Pick up the passage on the ethics of teaching right after its last sentence and keep writing it.

Text excerpt ::

*-*-*

The essays also address the ethical dimensions of teaching, a subject that has not received the attention it deserves. Good teachers, Joyce Garvin argues, are powerful and influential people who are often so preoccupied with their own understanding of the subject matter that they are unaware of how much they influence their students. Even if dedicated to enabling students to exercise independent judgment, Garvin suggests, teachers are always at risk of exercising "undue influence" by virtue of their expertise, or alternatively of not exercising enough "due influence" in their role as enablers. Teachers with encyclopedic knowledge of their subjects, John Hildebidle observes, are not necessarily good teachers, even when their students value and respect them. Good teaching, in the ethical sense, enables students to engage in intellectual discourse, to learn how ideas are shaped and used, and to articulate those ideas clearly. Knowledgeable teachers often slip into defining teaching as knowing and telling it all.
The ethical dimensions of teaching, David Garvin argues, usually take the form of dilemmas that require decisions but have no obvious right answers: valuing divergent questions versus keeping the discussion on track, acknowledging right answers versus encouraging deliberate discussion, publicly revealing students' flawed reasoning versus correcting students' understanding, capitalizing on an individual's feelings for the purpose of making a good teaching point versus respecting the individual's personal stake.4 Teaching, it seems, is a struggle for mastery not only of content and craft, but also of self. Learning to teach is, in important respects, learning to view one's own knowledge and expertise as instrumental to others' learning, rather than as something to be displayed.

*-*-*

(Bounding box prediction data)
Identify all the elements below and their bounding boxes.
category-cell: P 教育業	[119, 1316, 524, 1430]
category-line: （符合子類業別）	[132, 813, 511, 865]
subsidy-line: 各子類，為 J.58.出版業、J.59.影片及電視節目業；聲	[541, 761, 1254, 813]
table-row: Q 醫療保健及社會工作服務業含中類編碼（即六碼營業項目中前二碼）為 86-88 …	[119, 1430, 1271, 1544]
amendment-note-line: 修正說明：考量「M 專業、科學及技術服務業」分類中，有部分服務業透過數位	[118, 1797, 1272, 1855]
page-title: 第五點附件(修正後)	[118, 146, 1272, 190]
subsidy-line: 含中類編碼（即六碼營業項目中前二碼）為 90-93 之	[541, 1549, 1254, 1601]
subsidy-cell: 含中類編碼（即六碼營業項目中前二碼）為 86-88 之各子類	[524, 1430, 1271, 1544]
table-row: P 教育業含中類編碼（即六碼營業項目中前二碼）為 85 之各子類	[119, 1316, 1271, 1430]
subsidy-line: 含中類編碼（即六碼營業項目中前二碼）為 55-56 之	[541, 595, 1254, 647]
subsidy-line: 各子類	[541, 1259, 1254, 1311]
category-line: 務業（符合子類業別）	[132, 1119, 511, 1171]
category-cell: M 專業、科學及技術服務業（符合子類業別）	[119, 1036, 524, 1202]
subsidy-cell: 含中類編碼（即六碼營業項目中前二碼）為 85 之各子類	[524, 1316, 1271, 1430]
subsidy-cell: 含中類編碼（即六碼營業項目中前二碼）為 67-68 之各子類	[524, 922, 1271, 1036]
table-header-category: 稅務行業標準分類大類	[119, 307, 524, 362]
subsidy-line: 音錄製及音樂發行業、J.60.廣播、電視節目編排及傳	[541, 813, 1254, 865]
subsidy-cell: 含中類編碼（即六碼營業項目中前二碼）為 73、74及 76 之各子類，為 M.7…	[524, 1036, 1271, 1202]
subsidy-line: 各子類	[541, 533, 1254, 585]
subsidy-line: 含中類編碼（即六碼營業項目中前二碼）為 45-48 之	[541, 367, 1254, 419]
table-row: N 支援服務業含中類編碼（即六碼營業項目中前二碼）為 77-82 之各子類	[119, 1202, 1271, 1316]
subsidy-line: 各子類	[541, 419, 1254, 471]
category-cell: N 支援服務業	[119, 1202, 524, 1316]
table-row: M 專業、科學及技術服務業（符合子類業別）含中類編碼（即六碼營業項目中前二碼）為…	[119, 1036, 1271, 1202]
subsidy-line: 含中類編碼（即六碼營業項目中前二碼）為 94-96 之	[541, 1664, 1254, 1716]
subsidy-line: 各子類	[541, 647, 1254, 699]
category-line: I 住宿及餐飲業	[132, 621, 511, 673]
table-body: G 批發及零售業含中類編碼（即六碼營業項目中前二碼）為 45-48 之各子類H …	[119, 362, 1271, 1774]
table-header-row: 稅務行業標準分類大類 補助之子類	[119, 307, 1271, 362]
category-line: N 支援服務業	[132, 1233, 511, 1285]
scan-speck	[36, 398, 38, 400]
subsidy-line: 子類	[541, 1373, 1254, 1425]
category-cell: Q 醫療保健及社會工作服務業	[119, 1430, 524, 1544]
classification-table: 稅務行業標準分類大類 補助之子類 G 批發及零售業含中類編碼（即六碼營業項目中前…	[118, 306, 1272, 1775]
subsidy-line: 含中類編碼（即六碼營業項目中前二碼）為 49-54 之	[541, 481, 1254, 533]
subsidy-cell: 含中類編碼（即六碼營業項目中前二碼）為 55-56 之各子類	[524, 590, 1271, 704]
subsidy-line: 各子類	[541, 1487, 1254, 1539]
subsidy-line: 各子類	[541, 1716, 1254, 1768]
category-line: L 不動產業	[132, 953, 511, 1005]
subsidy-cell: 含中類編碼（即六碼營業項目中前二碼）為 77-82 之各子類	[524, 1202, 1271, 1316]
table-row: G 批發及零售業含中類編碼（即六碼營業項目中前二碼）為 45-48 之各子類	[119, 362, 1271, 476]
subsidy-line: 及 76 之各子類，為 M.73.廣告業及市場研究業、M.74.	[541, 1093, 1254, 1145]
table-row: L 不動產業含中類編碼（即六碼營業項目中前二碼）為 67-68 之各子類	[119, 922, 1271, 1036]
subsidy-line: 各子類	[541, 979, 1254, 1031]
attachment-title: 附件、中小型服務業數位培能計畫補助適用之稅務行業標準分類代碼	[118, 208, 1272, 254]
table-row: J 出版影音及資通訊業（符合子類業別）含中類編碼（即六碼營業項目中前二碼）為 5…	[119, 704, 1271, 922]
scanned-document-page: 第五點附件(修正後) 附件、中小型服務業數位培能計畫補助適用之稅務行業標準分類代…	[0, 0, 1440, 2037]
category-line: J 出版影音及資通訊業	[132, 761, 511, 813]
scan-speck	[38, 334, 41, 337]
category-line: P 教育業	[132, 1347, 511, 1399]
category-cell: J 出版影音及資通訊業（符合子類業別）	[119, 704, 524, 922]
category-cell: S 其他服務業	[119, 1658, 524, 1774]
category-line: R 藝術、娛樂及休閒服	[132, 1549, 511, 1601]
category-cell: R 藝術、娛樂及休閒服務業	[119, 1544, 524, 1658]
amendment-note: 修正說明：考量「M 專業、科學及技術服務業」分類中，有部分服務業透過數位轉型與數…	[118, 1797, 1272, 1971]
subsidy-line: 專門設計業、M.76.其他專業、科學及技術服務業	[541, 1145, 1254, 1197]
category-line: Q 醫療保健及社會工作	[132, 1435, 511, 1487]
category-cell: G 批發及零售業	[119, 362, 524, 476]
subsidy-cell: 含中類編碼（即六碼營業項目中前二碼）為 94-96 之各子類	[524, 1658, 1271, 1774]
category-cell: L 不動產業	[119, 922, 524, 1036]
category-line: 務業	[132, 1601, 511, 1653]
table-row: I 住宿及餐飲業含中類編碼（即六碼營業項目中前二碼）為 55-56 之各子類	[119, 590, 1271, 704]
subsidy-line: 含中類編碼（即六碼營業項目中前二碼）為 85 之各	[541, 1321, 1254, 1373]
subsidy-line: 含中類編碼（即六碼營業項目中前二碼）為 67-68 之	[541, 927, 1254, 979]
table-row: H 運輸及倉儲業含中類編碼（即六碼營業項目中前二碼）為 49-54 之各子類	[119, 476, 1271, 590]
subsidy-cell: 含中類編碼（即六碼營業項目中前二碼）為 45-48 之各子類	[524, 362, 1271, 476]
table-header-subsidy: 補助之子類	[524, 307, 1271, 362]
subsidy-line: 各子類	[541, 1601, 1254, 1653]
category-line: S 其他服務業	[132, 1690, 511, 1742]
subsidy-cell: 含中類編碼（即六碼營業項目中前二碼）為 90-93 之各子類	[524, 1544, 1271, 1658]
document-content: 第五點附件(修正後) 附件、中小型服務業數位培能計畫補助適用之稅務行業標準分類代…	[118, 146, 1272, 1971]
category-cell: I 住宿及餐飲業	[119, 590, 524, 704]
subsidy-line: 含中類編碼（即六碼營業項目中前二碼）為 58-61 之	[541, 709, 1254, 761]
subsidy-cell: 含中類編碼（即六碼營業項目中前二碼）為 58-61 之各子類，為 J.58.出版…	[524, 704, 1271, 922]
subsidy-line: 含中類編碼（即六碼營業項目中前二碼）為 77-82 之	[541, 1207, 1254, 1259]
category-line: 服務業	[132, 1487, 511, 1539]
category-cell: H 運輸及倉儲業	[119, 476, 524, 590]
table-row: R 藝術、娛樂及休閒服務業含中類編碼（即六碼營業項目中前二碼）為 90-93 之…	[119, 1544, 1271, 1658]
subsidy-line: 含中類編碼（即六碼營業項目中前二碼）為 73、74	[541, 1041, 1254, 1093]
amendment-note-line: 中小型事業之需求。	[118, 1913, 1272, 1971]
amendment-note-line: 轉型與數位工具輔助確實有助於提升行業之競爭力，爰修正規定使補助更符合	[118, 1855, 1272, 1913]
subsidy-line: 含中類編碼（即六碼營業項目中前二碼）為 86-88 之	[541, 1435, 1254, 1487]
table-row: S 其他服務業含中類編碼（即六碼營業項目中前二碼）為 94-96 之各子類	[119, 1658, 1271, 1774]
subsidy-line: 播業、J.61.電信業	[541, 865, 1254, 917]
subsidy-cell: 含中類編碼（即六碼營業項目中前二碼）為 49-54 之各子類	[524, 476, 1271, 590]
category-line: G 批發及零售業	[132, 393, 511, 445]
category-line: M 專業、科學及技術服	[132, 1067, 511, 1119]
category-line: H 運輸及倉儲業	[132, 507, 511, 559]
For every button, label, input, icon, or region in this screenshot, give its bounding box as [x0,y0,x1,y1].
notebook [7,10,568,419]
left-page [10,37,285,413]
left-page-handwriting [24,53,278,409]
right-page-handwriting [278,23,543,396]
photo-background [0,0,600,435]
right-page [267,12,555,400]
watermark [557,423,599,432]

*-*-*

Exercise result ::
This book aims to persuade us that teaching is an essentially transformational vocation. The aim of teaching is not only to transmit information, but also to transform students from passive recipients of other people's knowledge into active constructors of their own and others' knowledge. The teacher cannot transform without the student's active participation, of course. Teaching is fundamentally about creating the pedagogical, social, and ethical conditions under which students agree to take charge of their own learning, individually and collectively. These essays help us to understand what those conditions are.
To introduce more ambitious conceptions of teaching, however, we must not only change the way teachers and students think about teaching and learning; we must also transform the institutional conditions in which teaching and learning occur.